++++ RAW RECORDS ++++
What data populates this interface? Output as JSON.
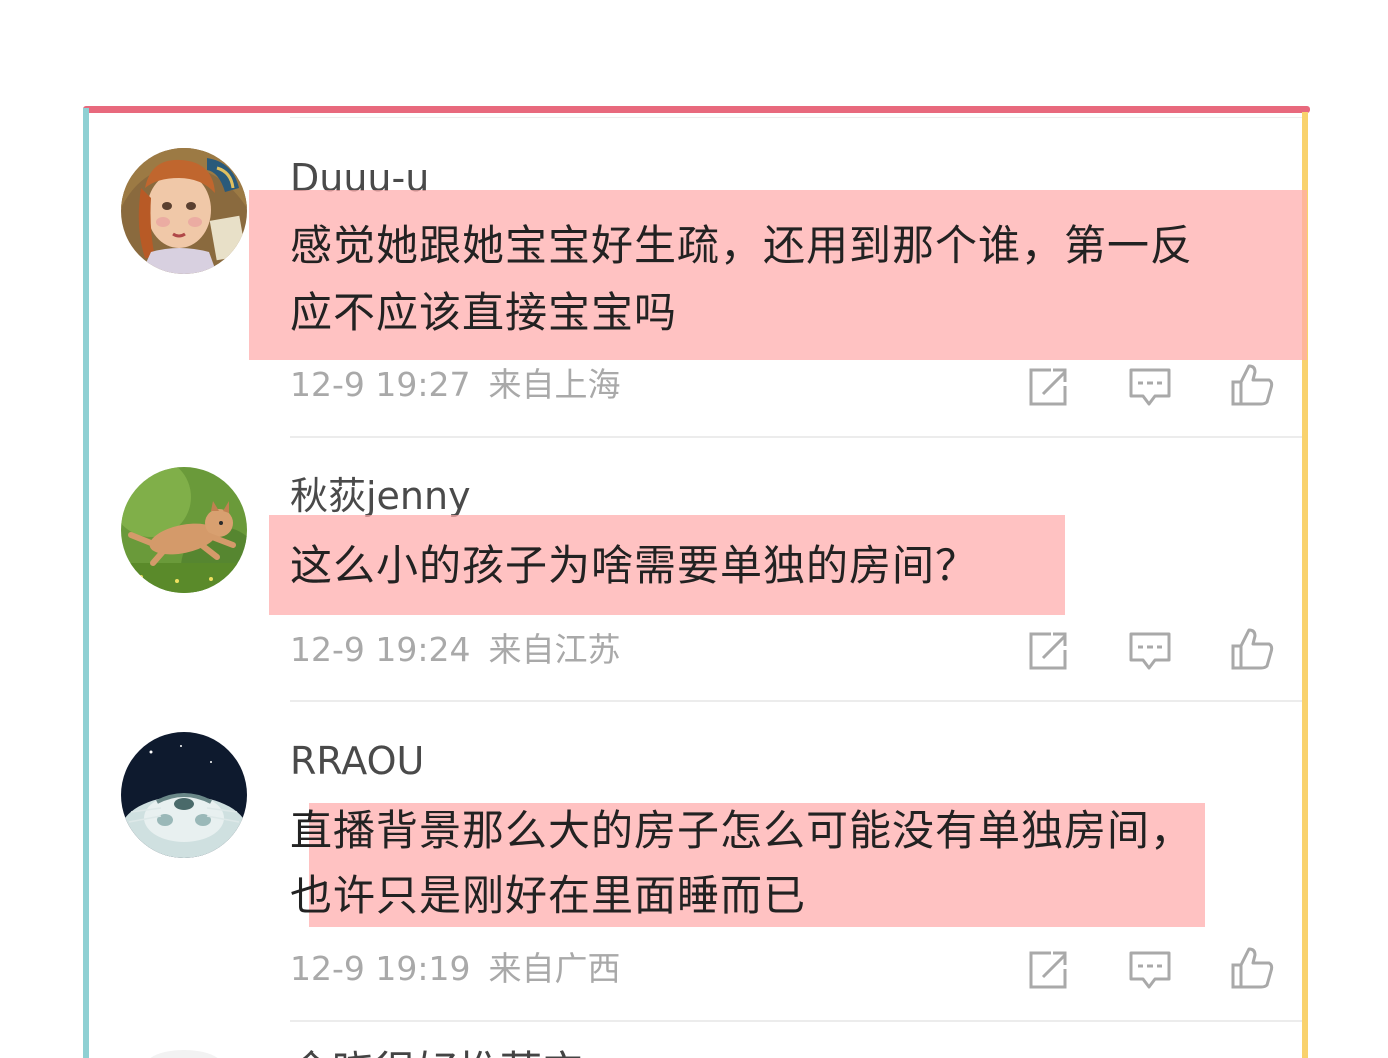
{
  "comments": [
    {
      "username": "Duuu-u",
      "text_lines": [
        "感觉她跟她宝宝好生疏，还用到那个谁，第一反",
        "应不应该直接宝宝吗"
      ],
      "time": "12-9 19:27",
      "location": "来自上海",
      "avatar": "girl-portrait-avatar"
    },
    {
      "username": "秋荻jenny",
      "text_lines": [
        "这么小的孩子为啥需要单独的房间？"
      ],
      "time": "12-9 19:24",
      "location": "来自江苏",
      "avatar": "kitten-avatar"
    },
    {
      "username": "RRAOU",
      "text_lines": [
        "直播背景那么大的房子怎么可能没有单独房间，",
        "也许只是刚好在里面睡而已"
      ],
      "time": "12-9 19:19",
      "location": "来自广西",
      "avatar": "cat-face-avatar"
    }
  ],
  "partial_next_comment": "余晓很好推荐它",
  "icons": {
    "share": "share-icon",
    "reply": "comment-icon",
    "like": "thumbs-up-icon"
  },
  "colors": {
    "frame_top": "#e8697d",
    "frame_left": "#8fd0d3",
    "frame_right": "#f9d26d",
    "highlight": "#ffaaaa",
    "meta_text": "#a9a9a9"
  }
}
++++
THE EXERCISE: Please set down each line of the data above exactly as written, without the pictures.

EXERCISE RESPONSE:
What data populates this interface? Output as JSON.
{
  "comments": [
    {
      "username": "Duuu-u",
      "text_lines": [
        "感觉她跟她宝宝好生疏，还用到那个谁，第一反",
        "应不应该直接宝宝吗"
      ],
      "time": "12-9 19:27",
      "location": "来自上海",
      "avatar": "girl-portrait-avatar"
    },
    {
      "username": "秋荻jenny",
      "text_lines": [
        "这么小的孩子为啥需要单独的房间？"
      ],
      "time": "12-9 19:24",
      "location": "来自江苏",
      "avatar": "kitten-avatar"
    },
    {
      "username": "RRAOU",
      "text_lines": [
        "直播背景那么大的房子怎么可能没有单独房间，",
        "也许只是刚好在里面睡而已"
      ],
      "time": "12-9 19:19",
      "location": "来自广西",
      "avatar": "cat-face-avatar"
    }
  ],
  "partial_next_comment": "余晓很好推荐它",
  "icons": {
    "share": "share-icon",
    "reply": "comment-icon",
    "like": "thumbs-up-icon"
  },
  "colors": {
    "frame_top": "#e8697d",
    "frame_left": "#8fd0d3",
    "frame_right": "#f9d26d",
    "highlight": "#ffaaaa",
    "meta_text": "#a9a9a9"
  }
}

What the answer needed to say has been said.